--- Start of Input records ---
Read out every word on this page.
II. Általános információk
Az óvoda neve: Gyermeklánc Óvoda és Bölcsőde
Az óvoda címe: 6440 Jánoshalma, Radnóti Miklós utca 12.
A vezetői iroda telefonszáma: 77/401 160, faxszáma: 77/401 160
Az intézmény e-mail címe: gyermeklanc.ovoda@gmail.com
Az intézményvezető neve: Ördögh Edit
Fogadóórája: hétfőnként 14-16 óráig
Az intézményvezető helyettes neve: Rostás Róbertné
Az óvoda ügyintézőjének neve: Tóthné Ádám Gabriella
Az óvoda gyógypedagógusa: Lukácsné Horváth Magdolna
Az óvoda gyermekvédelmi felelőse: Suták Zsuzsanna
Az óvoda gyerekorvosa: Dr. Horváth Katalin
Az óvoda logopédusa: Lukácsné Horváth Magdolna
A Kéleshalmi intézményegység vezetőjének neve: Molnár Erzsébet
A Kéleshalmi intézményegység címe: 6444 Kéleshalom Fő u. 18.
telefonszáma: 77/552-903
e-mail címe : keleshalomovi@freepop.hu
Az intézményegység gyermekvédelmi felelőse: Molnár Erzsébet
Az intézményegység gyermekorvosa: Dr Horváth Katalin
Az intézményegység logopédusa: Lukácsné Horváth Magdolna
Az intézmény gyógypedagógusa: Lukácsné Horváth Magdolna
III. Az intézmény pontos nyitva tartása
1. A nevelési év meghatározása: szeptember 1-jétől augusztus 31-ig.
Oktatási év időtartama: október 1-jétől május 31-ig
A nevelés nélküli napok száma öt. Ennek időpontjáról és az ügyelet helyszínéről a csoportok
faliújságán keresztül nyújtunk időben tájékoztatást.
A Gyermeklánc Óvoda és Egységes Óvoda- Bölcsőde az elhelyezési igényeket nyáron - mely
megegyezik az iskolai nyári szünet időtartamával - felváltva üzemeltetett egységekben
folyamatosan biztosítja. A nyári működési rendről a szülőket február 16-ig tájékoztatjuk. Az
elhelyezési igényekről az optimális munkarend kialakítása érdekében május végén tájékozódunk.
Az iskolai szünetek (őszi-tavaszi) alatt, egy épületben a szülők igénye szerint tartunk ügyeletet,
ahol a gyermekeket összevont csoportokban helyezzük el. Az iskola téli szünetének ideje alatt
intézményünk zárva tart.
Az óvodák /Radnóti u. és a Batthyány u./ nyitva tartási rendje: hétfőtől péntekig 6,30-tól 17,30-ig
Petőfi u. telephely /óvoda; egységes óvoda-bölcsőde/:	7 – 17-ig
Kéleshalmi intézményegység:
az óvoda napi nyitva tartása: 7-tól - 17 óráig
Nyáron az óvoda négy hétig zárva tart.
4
--- End of Input records ---
--- Start of Input records ---
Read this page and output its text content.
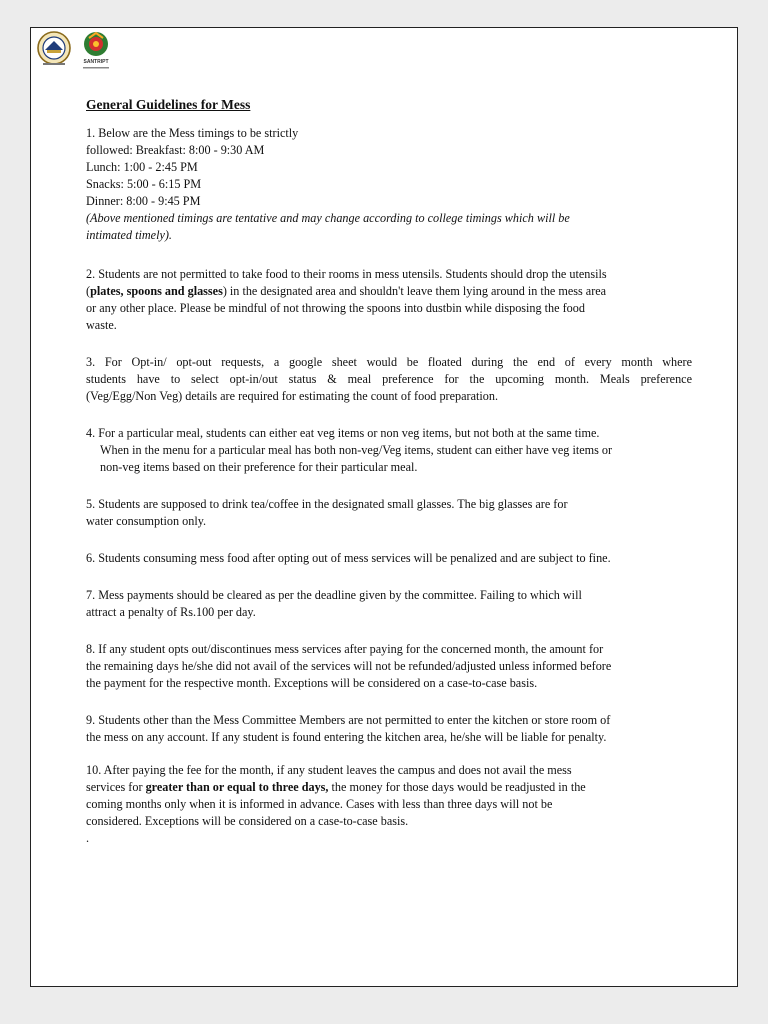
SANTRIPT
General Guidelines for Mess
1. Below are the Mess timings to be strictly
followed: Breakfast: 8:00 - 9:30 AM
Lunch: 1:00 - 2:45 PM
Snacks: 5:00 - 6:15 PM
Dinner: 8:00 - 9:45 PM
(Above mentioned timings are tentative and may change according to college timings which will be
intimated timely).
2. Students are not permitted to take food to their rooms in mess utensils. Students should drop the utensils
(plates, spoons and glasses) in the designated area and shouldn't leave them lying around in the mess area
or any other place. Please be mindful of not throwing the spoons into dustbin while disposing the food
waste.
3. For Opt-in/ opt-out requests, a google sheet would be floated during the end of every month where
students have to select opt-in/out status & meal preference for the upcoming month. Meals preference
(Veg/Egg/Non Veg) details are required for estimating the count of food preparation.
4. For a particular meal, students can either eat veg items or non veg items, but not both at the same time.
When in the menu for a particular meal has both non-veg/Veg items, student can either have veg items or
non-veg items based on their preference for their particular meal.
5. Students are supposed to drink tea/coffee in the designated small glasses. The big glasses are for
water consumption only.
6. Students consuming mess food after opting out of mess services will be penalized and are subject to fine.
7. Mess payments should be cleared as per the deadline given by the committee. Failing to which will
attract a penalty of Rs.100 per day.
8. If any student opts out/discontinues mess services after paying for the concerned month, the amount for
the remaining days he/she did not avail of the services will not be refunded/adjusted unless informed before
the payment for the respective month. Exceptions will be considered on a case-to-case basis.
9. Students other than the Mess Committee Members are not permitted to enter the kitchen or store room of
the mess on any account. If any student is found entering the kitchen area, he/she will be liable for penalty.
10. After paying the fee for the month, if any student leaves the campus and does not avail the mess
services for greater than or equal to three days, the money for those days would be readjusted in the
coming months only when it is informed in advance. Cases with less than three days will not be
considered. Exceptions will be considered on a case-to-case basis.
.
--- End of Input records ---
--- Start of Input records ---
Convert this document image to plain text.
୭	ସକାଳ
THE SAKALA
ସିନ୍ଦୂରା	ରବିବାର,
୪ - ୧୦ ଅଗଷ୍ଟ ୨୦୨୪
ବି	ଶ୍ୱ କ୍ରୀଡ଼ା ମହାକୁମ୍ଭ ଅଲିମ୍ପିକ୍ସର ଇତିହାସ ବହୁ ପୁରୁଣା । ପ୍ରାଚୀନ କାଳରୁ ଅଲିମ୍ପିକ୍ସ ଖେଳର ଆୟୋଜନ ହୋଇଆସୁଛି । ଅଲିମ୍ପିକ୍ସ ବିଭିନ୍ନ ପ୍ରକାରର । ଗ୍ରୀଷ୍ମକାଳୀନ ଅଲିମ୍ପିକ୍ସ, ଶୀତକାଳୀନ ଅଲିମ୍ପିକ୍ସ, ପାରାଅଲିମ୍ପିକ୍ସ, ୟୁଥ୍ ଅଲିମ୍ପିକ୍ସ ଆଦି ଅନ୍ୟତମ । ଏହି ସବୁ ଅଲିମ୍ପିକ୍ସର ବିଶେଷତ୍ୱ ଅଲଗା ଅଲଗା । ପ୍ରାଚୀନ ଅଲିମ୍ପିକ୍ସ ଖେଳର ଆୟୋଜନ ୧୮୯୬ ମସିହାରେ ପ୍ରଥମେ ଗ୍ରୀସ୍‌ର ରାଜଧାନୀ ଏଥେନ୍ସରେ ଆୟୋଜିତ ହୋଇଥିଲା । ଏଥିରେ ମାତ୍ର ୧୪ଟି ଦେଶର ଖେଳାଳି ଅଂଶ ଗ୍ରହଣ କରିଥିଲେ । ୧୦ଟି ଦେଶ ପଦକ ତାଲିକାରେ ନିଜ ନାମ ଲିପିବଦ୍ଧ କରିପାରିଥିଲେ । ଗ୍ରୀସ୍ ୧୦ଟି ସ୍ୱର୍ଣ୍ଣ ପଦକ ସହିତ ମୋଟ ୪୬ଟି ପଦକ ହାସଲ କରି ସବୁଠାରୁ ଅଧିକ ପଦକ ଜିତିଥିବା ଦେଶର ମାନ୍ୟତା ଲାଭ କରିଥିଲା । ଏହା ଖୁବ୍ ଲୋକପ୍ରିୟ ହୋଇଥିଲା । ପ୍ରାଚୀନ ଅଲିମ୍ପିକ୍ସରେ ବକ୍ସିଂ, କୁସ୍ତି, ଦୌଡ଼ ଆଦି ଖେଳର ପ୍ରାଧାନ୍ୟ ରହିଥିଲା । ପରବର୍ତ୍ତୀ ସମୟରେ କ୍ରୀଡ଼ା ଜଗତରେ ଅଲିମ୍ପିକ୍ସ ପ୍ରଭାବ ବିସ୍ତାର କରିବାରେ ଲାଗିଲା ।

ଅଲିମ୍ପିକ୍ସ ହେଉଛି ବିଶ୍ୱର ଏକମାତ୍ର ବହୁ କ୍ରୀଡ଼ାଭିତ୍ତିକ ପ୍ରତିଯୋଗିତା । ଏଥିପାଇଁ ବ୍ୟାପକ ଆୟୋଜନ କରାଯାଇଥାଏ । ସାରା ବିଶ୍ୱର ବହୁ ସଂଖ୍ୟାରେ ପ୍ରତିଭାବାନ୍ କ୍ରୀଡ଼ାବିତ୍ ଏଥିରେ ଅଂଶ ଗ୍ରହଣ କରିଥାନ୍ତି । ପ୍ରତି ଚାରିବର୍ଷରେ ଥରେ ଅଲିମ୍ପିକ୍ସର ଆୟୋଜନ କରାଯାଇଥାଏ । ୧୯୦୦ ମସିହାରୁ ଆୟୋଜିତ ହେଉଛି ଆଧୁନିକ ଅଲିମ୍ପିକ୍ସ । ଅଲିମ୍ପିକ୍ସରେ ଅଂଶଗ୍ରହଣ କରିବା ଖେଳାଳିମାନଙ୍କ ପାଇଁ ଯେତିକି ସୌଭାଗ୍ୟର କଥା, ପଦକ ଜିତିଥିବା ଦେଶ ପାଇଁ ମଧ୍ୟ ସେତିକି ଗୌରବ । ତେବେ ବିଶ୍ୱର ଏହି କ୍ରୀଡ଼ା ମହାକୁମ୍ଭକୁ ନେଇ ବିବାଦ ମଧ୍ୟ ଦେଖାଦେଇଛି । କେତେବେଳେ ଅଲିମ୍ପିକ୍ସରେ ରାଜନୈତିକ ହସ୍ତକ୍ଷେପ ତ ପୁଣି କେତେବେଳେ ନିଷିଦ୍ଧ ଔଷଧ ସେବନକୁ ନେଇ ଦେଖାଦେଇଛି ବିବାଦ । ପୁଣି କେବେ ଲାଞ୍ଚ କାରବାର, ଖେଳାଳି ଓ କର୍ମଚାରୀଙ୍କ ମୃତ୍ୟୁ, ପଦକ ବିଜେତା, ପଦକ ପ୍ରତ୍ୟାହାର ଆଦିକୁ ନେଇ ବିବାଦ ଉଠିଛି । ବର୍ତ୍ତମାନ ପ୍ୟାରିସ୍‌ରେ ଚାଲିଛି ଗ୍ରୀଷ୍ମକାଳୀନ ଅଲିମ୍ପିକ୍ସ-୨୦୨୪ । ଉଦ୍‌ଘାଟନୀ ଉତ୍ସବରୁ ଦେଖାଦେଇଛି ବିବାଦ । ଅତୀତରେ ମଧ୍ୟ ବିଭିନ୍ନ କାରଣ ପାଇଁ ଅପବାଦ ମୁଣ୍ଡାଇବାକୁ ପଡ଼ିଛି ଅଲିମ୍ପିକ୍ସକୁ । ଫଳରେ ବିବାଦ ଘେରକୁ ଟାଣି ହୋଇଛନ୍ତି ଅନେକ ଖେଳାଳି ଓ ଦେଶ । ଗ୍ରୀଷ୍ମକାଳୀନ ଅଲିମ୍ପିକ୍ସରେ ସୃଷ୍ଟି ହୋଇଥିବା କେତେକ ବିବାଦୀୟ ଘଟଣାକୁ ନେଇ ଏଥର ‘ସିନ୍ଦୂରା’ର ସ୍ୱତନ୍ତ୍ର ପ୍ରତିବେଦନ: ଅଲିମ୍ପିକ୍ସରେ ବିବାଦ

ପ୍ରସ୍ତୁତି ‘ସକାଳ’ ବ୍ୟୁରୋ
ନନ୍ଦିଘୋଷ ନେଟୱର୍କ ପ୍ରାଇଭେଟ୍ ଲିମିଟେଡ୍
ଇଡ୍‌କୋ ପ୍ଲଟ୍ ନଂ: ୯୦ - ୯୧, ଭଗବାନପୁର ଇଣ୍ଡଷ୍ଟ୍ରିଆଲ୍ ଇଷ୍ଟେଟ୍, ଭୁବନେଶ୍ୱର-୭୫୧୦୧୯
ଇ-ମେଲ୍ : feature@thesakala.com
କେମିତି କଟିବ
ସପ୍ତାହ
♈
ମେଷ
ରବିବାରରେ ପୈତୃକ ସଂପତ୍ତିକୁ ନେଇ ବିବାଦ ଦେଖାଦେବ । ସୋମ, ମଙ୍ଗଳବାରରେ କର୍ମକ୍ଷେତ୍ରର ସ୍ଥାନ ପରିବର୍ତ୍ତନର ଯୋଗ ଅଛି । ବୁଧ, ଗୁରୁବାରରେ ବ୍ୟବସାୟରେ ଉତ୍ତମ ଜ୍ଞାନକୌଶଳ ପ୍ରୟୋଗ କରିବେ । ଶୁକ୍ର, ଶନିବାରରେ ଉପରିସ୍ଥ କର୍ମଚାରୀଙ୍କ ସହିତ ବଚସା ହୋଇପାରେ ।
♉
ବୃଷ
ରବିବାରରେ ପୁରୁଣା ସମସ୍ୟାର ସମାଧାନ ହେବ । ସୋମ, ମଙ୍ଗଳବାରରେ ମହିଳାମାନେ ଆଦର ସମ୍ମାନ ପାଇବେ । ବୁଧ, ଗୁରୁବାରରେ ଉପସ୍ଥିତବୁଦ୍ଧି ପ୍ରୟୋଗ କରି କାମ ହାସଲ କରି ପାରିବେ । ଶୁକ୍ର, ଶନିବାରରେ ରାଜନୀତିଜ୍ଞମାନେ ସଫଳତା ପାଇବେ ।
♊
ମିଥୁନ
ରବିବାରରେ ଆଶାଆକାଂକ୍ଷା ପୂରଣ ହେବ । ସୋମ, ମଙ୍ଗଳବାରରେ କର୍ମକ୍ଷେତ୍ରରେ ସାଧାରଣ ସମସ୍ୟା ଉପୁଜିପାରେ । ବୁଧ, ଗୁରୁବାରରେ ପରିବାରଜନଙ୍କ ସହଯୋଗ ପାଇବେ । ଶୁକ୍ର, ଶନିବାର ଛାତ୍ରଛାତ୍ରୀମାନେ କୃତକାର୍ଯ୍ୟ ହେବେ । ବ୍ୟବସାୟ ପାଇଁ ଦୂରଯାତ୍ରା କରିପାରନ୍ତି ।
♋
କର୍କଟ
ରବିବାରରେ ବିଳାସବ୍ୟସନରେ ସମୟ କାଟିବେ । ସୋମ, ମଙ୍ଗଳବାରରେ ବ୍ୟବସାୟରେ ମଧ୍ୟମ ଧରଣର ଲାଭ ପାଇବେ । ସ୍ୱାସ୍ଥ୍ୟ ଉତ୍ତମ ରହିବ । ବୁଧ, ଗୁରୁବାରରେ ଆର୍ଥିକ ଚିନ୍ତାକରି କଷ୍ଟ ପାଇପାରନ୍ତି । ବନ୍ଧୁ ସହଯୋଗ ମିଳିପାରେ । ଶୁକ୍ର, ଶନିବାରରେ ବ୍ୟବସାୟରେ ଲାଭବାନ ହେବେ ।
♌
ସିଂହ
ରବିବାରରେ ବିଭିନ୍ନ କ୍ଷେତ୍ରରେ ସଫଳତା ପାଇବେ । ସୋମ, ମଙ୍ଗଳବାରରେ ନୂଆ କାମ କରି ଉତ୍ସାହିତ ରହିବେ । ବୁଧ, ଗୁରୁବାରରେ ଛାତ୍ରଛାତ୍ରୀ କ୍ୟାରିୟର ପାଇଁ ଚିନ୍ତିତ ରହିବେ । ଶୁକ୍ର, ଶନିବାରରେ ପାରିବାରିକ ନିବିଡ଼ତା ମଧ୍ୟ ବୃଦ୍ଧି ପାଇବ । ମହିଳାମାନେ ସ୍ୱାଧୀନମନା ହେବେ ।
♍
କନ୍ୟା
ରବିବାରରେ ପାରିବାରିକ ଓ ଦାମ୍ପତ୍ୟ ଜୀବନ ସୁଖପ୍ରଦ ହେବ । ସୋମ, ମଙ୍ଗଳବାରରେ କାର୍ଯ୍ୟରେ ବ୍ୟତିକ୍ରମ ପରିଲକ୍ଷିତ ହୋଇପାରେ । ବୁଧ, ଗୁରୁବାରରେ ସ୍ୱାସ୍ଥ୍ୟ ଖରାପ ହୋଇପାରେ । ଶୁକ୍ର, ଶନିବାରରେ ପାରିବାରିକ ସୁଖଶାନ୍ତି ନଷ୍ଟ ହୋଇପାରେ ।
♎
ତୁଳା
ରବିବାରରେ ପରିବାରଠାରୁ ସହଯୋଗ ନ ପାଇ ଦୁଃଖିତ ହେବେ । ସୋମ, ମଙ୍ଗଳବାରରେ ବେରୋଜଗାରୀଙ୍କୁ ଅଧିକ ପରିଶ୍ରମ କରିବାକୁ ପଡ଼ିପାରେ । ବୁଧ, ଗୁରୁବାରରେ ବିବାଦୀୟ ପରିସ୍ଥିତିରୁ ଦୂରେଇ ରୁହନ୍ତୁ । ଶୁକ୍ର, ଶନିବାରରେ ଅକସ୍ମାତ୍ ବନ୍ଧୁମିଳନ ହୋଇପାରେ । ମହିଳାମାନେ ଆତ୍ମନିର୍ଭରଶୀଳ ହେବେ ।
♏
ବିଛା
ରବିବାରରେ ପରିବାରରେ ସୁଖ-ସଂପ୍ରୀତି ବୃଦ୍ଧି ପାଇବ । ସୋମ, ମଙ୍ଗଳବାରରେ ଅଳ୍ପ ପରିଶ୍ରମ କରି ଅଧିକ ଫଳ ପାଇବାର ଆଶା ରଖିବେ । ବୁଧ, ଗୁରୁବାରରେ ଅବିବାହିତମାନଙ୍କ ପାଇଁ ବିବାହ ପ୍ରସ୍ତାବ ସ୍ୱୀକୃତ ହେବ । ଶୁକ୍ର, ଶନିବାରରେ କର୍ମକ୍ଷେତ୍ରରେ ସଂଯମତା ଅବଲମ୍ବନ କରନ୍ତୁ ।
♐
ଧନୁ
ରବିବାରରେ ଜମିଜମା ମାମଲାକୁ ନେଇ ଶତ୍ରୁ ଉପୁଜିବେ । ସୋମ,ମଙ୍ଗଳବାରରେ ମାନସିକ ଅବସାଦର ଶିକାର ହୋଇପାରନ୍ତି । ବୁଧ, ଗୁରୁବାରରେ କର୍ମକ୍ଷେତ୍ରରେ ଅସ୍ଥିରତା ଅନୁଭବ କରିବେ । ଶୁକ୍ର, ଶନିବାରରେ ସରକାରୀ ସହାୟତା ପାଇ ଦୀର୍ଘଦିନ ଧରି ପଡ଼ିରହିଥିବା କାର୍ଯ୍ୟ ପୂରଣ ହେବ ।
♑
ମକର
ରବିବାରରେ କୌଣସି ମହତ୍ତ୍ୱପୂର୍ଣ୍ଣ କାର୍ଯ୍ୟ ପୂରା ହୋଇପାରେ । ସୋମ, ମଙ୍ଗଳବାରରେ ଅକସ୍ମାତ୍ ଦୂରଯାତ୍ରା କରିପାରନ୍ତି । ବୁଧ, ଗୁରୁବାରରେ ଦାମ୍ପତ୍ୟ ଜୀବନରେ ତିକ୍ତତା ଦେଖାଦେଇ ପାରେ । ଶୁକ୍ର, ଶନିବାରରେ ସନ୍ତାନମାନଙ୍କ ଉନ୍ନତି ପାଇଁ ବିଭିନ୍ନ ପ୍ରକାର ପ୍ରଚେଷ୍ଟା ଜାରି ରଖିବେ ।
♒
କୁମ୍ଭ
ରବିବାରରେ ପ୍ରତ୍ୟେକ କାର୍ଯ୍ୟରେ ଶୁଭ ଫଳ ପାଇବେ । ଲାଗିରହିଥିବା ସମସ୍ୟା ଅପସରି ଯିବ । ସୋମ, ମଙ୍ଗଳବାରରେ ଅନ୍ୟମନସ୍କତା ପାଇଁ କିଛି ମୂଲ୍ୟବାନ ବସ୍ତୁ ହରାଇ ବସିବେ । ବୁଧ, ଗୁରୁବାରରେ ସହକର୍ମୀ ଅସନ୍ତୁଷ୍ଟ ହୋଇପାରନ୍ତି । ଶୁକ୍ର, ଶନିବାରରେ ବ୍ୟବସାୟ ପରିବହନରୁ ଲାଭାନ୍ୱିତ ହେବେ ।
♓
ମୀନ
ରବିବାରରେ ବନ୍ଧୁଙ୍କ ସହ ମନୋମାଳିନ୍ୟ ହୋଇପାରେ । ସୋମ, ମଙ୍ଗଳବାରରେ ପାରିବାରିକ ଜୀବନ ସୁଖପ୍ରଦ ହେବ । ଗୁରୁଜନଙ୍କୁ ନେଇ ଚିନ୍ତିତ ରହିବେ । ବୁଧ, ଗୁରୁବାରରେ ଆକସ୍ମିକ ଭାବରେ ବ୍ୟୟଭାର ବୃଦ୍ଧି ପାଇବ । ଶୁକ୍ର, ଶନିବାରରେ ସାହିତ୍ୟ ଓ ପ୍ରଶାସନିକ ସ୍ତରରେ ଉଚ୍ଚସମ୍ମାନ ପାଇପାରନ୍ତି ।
--- End of Input records ---
Given instruction - Lines of the listing that contain the word "logopédusa" are to be counted; report only their number.

Exercise output - 2